To be done:
Give the number of lines that include the word "name", and nothing else.

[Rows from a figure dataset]
□ □ □ □ □

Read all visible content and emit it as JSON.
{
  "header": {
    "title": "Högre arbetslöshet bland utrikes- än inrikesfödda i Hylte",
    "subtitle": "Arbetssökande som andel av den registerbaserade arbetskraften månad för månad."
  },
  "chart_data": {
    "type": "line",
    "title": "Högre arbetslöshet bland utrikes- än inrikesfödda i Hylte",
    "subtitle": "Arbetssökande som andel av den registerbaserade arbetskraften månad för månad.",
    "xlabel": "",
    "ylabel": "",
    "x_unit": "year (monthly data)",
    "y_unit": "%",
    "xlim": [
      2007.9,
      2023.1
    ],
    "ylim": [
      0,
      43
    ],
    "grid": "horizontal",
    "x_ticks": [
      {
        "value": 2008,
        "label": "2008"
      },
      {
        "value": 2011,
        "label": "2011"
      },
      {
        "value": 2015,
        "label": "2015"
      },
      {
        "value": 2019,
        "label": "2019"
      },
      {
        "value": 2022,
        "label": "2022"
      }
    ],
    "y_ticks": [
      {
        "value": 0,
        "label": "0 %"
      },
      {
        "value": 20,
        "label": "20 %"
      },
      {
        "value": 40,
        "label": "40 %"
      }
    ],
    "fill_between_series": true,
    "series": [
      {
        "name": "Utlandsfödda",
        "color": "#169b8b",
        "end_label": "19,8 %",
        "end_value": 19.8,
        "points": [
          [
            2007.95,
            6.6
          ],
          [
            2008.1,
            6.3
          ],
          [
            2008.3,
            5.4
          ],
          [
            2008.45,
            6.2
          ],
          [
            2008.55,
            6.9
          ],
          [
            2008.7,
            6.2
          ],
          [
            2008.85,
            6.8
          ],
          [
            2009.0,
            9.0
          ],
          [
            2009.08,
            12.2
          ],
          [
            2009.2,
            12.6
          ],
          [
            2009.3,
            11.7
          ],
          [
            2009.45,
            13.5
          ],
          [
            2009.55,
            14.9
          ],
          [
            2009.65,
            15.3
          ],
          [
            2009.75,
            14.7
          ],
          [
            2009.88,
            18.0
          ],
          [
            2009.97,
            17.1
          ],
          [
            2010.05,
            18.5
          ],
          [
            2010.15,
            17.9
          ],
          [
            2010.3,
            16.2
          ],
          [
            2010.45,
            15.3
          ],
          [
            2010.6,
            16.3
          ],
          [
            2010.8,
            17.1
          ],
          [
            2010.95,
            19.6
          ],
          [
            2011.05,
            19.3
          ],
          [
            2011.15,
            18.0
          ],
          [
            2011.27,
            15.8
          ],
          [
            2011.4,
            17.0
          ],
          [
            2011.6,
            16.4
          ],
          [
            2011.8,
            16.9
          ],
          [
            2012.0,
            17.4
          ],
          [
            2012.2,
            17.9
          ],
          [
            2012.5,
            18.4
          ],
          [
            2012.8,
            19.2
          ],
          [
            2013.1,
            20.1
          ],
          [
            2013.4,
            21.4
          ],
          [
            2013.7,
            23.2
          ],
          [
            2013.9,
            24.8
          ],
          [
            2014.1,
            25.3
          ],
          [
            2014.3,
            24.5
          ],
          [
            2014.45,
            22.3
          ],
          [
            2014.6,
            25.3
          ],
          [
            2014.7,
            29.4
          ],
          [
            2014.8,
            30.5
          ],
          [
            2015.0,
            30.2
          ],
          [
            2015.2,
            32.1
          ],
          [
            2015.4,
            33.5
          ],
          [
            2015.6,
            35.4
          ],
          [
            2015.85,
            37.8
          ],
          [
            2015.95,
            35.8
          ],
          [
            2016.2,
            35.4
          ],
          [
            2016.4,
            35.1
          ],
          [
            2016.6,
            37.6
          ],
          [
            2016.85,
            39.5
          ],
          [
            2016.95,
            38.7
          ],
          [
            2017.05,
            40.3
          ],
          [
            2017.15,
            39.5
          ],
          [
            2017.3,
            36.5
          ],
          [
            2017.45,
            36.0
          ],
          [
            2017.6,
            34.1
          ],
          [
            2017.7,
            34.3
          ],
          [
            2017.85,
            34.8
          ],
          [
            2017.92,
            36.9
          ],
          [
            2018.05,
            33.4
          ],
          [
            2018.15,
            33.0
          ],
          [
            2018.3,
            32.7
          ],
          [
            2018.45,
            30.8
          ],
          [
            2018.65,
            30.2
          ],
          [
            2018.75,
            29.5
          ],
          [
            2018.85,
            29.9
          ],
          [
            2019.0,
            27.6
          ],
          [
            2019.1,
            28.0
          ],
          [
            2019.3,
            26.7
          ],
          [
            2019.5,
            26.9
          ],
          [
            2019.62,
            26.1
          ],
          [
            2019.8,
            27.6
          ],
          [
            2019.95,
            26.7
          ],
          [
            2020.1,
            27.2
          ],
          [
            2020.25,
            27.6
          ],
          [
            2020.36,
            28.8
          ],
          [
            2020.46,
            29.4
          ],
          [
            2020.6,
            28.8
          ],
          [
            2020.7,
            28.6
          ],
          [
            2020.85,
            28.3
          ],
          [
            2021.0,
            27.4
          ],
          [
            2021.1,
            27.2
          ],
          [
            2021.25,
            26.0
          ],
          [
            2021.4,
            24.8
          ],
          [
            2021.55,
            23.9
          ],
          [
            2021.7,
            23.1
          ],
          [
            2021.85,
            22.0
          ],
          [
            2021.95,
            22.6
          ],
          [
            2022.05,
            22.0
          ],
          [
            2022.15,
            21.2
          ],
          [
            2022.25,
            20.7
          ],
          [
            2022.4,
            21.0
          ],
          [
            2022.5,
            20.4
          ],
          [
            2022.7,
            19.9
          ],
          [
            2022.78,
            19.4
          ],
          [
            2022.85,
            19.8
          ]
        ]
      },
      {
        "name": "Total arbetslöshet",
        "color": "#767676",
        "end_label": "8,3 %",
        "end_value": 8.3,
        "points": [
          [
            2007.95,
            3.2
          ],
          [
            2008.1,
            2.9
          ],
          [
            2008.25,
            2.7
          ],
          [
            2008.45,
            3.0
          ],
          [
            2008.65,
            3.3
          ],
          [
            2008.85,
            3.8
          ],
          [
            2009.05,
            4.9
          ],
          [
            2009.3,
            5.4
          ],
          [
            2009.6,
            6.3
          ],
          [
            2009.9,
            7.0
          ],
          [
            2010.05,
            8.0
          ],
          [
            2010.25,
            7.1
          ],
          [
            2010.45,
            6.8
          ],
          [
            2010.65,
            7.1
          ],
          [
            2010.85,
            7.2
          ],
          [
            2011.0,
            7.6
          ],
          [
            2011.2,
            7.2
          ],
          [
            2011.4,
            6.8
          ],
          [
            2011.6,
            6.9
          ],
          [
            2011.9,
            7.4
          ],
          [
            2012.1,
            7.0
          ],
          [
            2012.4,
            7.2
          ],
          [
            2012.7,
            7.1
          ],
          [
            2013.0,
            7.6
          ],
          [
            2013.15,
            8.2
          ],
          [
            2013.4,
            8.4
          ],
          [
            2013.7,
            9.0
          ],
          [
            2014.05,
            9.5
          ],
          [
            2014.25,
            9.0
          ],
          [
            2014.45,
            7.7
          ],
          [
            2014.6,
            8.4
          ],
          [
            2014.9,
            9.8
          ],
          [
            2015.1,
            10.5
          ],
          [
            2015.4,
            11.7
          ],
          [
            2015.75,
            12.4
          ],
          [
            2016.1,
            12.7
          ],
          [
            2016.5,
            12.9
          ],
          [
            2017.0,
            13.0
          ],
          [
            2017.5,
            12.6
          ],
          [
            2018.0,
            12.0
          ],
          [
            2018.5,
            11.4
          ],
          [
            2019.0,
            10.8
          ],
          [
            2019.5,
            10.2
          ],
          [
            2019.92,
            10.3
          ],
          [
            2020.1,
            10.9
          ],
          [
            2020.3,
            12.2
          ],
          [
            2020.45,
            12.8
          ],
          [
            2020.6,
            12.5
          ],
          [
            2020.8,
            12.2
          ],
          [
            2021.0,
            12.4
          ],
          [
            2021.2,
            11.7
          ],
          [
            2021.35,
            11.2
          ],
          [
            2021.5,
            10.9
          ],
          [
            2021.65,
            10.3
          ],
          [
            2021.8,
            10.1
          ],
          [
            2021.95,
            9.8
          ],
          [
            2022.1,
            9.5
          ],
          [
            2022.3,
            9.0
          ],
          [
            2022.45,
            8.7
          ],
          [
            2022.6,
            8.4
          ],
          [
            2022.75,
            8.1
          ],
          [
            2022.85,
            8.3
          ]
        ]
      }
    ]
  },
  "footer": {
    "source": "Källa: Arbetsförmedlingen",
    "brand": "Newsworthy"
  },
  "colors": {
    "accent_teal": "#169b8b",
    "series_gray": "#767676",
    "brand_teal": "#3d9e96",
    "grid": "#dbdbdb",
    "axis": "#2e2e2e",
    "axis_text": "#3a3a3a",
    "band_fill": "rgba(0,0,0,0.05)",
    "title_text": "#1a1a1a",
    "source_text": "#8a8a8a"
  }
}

□ □ □ □ □

Exercise output:
2